Required task
Substitute "day-of-week-label" for every "weekday-label" in the records from the first line up to and including the line with "screen-title: 방문일정 [736, 383, 754, 388]", and give those lines again with nothing else changed.

Extracted records
════════════════════

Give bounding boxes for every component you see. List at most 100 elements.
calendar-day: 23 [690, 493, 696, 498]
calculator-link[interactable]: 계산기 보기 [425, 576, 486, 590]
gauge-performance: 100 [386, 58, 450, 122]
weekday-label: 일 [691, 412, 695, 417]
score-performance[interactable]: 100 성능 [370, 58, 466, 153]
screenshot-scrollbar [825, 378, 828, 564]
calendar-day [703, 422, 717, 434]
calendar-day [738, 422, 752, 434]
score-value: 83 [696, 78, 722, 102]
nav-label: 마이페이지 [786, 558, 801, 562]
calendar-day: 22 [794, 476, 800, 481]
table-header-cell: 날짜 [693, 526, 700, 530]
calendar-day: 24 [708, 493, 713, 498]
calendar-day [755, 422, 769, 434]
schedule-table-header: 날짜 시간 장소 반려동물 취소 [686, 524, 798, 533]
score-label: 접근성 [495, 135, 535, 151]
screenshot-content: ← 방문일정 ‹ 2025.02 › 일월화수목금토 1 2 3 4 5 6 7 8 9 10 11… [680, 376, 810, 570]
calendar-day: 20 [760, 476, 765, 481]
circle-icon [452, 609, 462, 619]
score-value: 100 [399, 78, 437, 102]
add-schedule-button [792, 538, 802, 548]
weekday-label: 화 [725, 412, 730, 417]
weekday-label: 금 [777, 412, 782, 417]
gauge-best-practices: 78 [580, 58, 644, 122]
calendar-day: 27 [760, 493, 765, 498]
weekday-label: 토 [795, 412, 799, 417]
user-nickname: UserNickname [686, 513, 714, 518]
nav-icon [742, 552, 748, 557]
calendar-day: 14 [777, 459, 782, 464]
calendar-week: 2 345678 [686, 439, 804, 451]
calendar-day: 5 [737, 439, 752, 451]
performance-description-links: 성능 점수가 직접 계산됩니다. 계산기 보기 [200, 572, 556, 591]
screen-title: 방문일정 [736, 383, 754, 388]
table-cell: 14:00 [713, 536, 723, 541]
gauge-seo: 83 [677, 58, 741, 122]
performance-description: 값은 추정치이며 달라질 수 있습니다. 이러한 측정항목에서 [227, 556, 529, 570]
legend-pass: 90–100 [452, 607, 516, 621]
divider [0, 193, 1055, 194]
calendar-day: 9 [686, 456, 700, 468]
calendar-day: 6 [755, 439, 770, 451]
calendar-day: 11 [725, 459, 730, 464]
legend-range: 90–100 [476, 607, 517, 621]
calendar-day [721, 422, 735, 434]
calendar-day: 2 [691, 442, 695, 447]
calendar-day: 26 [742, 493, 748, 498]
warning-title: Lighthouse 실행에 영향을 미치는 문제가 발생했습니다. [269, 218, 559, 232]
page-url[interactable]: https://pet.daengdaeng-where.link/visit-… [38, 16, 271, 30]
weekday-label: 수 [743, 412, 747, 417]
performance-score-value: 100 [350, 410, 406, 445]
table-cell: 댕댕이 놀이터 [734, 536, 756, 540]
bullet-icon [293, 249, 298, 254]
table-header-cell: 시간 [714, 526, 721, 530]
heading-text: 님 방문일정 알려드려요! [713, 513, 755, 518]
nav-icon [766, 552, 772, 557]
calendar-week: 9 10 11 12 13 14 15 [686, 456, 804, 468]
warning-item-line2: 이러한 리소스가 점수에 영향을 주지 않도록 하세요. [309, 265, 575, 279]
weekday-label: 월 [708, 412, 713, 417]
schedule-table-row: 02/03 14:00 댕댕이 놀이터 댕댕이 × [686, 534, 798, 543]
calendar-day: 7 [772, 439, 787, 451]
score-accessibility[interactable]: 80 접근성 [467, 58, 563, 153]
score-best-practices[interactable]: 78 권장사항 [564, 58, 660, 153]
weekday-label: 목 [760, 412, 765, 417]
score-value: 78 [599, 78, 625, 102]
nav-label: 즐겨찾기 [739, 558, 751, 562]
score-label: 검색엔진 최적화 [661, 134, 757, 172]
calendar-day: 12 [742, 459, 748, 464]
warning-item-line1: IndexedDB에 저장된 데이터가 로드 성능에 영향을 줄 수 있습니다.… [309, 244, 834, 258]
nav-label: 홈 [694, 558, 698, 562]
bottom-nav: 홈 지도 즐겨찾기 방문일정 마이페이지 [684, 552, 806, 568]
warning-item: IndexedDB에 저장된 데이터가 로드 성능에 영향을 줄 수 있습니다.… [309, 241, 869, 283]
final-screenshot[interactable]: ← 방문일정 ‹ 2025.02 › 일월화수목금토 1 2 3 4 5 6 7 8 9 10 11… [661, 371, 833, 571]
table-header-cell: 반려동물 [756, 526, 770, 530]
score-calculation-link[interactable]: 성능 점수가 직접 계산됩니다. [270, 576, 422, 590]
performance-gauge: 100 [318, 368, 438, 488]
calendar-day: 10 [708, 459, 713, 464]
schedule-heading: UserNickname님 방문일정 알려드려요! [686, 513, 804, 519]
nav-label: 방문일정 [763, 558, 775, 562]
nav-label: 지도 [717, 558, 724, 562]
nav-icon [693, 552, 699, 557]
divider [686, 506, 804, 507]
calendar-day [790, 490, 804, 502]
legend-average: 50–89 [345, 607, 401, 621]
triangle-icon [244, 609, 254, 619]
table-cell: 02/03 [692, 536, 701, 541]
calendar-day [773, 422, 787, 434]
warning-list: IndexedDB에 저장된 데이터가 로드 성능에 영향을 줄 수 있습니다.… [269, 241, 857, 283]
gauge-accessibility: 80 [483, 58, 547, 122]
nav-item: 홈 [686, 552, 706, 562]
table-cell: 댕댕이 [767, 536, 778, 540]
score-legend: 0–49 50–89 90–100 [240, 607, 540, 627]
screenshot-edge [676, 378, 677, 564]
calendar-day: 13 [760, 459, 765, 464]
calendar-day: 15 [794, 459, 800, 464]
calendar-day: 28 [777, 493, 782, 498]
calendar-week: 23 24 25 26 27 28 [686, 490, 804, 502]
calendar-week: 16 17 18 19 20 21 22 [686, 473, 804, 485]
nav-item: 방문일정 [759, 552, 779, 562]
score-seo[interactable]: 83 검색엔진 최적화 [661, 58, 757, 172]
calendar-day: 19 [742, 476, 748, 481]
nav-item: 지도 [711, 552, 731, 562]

════════════════════

Complete response
Give bounding boxes for every component you see. List at most 100 elements.
calendar-day: 23 [690, 493, 696, 498]
calculator-link[interactable]: 계산기 보기 [425, 576, 486, 590]
gauge-performance: 100 [386, 58, 450, 122]
day-of-week-label: 일 [691, 412, 695, 417]
score-performance[interactable]: 100 성능 [370, 58, 466, 153]
screenshot-scrollbar [825, 378, 828, 564]
calendar-day [703, 422, 717, 434]
calendar-day [738, 422, 752, 434]
score-value: 83 [696, 78, 722, 102]
nav-label: 마이페이지 [786, 558, 801, 562]
calendar-day: 22 [794, 476, 800, 481]
table-header-cell: 날짜 [693, 526, 700, 530]
calendar-day: 24 [708, 493, 713, 498]
calendar-day [755, 422, 769, 434]
schedule-table-header: 날짜 시간 장소 반려동물 취소 [686, 524, 798, 533]
score-label: 접근성 [495, 135, 535, 151]
screenshot-content: ← 방문일정 ‹ 2025.02 › 일월화수목금토 1 2 3 4 5 6 7 8 9 10 11… [680, 376, 810, 570]
calendar-day: 20 [760, 476, 765, 481]
circle-icon [452, 609, 462, 619]
score-value: 100 [399, 78, 437, 102]
add-schedule-button [792, 538, 802, 548]
day-of-week-label: 화 [725, 412, 730, 417]
day-of-week-label: 금 [777, 412, 782, 417]
gauge-best-practices: 78 [580, 58, 644, 122]
calendar-day: 27 [760, 493, 765, 498]
day-of-week-label: 토 [795, 412, 799, 417]
user-nickname: UserNickname [686, 513, 714, 518]
nav-icon [742, 552, 748, 557]
calendar-day: 14 [777, 459, 782, 464]
calendar-week: 2 345678 [686, 439, 804, 451]
calendar-day: 5 [737, 439, 752, 451]
performance-description-links: 성능 점수가 직접 계산됩니다. 계산기 보기 [200, 572, 556, 591]
screen-title: 방문일정 [736, 383, 754, 388]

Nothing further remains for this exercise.